===== Entries shown =====

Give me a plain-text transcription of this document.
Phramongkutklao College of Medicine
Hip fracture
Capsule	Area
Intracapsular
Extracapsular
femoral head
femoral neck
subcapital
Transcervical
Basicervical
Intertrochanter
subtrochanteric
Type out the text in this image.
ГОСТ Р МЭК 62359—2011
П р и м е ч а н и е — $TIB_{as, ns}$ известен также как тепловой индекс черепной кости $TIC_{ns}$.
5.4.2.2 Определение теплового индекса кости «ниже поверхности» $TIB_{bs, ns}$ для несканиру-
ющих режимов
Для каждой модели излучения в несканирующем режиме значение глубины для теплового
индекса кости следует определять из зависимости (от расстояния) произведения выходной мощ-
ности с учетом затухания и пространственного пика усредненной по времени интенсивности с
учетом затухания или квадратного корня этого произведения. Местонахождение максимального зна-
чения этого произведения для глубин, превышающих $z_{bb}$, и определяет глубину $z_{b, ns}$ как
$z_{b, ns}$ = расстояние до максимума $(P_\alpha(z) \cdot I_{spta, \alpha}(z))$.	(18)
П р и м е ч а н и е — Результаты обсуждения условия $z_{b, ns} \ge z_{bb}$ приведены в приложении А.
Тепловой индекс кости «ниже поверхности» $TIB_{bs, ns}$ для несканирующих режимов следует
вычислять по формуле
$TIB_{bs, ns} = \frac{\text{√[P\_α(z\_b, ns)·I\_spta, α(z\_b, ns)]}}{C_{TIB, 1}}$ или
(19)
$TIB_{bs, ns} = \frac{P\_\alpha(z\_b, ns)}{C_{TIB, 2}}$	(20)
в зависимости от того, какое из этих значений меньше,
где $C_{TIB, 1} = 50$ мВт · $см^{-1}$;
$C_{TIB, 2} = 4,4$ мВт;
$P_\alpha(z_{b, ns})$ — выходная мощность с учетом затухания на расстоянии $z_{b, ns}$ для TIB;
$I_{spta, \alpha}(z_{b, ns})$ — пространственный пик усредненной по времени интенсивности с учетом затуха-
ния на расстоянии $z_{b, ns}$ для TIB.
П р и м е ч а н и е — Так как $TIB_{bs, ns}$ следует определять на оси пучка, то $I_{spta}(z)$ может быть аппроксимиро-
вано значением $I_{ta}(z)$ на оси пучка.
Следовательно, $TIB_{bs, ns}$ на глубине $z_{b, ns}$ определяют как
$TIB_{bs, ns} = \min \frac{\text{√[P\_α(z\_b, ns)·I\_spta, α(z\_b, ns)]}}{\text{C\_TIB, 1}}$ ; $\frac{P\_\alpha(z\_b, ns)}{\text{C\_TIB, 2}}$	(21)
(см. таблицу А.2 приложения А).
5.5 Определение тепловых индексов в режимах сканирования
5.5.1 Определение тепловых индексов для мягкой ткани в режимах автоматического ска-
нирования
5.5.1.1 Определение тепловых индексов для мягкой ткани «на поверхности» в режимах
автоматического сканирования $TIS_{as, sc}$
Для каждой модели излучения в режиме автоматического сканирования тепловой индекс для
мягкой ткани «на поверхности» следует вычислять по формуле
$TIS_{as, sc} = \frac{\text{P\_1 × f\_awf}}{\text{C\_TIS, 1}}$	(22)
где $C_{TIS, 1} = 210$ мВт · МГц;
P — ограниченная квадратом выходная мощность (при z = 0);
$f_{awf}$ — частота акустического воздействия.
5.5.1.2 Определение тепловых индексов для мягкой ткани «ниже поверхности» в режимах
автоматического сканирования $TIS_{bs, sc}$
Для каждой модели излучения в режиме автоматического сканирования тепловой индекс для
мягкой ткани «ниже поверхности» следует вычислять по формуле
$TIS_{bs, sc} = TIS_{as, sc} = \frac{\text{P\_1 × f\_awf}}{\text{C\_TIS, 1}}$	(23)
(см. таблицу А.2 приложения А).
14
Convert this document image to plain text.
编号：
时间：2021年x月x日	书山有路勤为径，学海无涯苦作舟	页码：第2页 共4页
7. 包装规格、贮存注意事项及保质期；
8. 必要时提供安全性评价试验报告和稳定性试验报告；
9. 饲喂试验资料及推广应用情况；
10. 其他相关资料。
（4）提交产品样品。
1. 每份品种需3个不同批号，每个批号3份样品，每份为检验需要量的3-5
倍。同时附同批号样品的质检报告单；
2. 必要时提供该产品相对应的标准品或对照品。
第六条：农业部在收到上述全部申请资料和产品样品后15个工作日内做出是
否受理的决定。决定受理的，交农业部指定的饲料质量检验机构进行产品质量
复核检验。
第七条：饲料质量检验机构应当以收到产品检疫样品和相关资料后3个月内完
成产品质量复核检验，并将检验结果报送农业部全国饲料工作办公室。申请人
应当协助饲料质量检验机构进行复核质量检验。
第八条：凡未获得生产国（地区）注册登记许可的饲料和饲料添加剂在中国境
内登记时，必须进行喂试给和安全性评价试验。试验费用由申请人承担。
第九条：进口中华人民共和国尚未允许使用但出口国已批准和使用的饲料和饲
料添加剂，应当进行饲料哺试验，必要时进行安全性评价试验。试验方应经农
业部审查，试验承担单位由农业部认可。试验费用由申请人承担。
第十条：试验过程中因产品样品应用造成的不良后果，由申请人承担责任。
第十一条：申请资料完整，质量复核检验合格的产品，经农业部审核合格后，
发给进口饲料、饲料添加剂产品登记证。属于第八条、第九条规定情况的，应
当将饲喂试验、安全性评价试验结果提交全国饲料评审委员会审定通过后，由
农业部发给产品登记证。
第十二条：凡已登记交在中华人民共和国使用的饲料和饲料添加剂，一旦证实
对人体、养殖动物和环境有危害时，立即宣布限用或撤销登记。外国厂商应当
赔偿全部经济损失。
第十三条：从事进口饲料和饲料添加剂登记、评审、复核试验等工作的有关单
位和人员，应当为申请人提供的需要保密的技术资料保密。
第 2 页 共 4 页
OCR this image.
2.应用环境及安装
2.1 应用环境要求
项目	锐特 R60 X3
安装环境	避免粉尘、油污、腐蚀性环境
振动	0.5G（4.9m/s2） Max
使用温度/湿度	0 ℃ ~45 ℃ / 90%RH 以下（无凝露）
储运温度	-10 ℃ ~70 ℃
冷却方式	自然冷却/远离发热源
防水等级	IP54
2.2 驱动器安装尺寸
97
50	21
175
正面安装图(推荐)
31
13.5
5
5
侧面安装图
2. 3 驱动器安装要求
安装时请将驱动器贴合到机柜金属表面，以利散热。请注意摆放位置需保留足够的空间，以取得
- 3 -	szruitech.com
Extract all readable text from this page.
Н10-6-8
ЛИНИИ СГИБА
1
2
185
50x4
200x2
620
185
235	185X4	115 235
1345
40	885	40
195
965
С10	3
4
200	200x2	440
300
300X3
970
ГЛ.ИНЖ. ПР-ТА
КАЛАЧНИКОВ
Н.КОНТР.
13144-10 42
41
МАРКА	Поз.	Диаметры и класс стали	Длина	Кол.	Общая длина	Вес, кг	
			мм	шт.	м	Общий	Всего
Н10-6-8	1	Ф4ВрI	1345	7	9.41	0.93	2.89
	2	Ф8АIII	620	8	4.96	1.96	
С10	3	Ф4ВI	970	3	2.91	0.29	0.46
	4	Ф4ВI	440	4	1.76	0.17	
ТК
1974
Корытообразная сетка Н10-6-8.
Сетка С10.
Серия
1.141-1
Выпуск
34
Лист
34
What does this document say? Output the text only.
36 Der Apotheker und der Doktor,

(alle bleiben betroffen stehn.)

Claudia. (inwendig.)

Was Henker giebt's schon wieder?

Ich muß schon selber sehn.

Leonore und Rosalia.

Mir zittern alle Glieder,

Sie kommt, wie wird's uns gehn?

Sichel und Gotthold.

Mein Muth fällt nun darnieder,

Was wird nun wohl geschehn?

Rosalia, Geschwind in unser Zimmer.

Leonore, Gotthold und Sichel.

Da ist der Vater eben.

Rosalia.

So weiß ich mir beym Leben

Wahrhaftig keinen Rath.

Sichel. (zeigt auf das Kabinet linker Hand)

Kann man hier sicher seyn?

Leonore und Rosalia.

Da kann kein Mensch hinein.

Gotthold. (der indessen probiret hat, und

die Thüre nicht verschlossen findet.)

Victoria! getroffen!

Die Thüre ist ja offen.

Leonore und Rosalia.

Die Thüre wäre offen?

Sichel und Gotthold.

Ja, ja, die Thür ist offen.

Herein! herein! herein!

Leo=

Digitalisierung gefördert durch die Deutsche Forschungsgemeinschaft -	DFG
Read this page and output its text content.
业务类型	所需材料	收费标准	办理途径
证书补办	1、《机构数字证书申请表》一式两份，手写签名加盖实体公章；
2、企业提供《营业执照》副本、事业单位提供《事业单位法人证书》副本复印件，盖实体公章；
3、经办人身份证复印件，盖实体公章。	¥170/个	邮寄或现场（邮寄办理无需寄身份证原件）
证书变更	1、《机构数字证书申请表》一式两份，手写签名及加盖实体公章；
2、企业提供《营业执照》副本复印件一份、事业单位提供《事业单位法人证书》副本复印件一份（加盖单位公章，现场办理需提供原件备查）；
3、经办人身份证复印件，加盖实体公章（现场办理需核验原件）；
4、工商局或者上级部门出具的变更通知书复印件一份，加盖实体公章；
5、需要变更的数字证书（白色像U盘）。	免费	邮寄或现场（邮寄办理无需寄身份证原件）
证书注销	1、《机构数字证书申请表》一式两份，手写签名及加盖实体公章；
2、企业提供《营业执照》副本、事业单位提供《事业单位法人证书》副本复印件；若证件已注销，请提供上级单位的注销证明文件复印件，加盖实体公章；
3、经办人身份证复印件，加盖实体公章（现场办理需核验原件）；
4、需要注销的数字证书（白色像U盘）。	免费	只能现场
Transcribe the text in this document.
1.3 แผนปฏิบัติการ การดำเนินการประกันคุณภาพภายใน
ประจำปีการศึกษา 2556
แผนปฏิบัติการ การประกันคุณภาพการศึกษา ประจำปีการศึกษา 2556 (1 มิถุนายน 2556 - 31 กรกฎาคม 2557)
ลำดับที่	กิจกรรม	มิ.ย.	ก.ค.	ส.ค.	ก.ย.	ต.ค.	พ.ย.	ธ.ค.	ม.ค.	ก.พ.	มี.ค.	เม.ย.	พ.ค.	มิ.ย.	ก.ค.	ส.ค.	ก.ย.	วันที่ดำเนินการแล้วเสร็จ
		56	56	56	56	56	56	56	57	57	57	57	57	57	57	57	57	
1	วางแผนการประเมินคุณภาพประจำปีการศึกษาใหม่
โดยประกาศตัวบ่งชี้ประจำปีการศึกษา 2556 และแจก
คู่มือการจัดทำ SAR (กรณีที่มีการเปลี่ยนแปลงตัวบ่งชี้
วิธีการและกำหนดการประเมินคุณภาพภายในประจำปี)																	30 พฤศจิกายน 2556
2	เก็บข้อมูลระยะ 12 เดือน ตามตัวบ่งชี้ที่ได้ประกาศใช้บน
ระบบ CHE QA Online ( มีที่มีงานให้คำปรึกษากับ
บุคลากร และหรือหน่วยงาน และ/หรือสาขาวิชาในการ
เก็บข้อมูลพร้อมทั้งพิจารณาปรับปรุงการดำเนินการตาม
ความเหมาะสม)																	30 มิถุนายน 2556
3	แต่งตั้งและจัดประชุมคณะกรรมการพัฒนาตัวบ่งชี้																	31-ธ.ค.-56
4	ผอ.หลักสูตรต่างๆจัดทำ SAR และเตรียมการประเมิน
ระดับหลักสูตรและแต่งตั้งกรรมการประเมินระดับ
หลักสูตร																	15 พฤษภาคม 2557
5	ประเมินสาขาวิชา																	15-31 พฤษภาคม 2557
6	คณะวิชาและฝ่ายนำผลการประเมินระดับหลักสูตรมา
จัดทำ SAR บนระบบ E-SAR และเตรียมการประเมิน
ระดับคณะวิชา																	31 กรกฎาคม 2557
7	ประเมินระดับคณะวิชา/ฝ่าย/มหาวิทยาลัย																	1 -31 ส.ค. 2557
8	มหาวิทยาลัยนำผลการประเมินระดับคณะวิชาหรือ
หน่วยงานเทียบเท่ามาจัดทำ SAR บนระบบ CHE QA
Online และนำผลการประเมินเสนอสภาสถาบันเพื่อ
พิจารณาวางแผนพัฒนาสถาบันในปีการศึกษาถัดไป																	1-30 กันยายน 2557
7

=====

* **Required task**: Go over the records above and tally each line that includes "кости". Give the total by itself.

* **Complete output**: 4